* [Exercise brief]: Gather all lines with "Actualización" from the records.

Begin Given records

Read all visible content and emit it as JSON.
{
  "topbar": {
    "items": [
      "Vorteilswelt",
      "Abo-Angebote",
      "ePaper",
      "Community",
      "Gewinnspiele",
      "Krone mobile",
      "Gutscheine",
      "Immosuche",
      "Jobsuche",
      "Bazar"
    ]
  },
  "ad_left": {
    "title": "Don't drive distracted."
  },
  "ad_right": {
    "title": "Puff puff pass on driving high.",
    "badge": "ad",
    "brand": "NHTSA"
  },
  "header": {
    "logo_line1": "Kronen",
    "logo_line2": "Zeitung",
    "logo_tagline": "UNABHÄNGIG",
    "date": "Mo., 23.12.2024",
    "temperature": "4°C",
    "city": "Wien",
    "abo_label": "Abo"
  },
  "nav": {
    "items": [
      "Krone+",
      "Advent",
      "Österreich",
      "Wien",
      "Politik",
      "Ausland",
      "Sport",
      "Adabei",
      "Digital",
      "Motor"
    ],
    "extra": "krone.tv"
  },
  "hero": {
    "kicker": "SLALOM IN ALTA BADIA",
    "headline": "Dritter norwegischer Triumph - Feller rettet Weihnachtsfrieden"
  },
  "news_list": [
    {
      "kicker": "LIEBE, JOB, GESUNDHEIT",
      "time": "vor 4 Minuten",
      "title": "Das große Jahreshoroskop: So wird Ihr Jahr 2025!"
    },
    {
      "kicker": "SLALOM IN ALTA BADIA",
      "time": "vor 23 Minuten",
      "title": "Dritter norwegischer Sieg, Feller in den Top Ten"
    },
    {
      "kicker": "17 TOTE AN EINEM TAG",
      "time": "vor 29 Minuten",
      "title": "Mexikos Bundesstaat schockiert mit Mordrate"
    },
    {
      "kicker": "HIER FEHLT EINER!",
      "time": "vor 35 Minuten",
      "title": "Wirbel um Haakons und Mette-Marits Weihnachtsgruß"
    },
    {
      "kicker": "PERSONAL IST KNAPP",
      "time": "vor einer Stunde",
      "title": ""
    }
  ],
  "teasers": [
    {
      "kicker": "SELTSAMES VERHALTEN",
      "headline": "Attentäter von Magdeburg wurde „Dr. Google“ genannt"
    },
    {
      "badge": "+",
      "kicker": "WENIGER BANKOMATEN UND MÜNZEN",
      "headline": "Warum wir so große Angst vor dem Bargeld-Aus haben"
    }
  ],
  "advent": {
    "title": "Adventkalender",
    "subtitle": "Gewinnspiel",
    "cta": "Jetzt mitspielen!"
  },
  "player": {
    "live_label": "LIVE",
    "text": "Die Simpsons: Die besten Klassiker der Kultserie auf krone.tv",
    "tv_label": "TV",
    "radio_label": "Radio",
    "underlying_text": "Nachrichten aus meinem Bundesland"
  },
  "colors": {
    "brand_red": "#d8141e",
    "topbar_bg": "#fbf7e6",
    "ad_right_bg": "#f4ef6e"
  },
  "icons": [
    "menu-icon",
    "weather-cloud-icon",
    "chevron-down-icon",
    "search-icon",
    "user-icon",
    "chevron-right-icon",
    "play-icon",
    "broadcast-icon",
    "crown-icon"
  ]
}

End Given records
Begin Given records

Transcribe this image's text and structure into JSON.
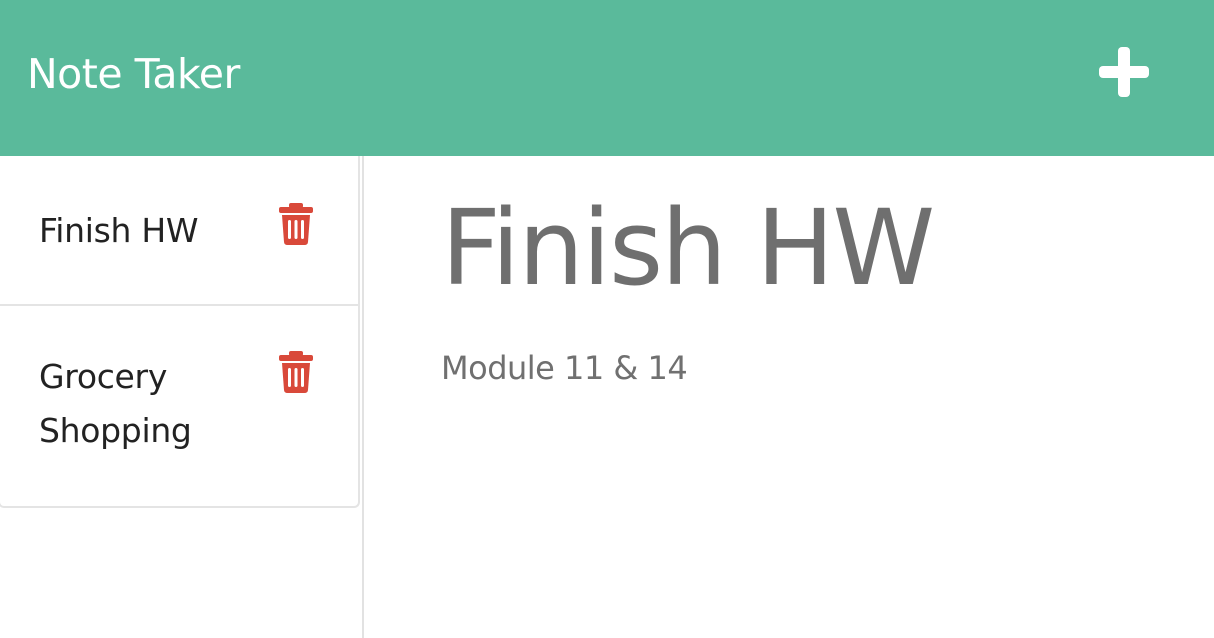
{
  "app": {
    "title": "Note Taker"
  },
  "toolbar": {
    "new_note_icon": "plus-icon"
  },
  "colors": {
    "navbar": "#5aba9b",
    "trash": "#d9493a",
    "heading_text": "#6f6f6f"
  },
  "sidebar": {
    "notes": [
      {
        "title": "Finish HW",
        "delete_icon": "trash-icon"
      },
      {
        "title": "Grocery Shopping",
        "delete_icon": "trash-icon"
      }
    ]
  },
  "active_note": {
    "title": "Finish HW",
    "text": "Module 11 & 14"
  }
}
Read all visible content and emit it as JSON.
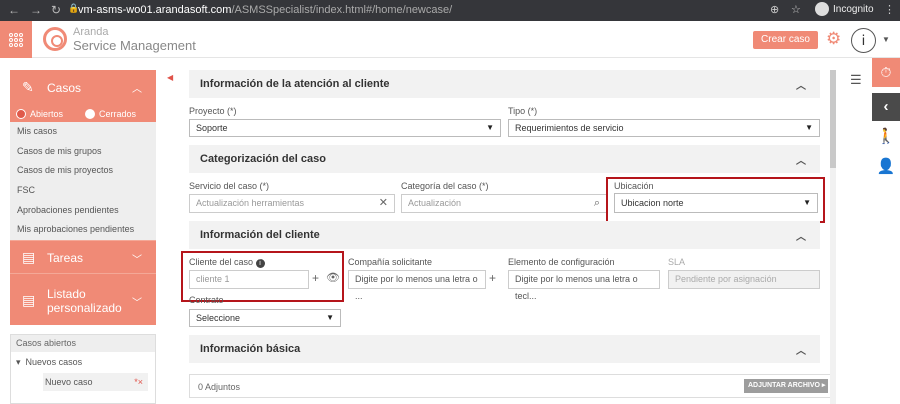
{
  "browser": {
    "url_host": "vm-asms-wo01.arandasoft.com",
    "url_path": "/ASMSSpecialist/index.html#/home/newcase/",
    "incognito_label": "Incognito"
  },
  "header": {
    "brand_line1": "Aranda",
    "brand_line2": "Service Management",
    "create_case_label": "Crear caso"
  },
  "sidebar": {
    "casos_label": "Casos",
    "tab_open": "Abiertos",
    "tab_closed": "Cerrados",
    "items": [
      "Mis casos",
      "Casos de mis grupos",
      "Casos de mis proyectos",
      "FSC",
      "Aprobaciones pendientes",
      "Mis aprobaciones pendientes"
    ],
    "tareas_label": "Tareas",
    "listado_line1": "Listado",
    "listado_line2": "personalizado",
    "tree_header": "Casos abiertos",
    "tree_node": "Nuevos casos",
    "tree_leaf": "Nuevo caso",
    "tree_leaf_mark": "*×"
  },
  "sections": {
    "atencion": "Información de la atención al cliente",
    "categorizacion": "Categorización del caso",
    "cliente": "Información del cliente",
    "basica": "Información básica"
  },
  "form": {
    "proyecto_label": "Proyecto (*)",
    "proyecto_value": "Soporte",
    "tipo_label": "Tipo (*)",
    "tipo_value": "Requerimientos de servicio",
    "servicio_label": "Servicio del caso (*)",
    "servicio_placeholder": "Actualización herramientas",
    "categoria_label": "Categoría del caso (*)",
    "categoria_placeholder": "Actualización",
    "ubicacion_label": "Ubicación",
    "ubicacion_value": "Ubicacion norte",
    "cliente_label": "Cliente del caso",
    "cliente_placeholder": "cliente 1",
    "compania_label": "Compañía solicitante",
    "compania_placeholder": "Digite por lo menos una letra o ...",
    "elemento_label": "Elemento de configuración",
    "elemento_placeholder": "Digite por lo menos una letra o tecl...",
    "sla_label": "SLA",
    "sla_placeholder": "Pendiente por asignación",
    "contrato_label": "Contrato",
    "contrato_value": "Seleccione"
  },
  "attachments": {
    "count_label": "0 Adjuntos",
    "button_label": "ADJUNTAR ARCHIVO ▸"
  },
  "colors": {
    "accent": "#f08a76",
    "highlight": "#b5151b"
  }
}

End Given records

* [Response to this exercise]:
    "servicio_placeholder": "Actualización herramientas",
    "categoria_placeholder": "Actualización",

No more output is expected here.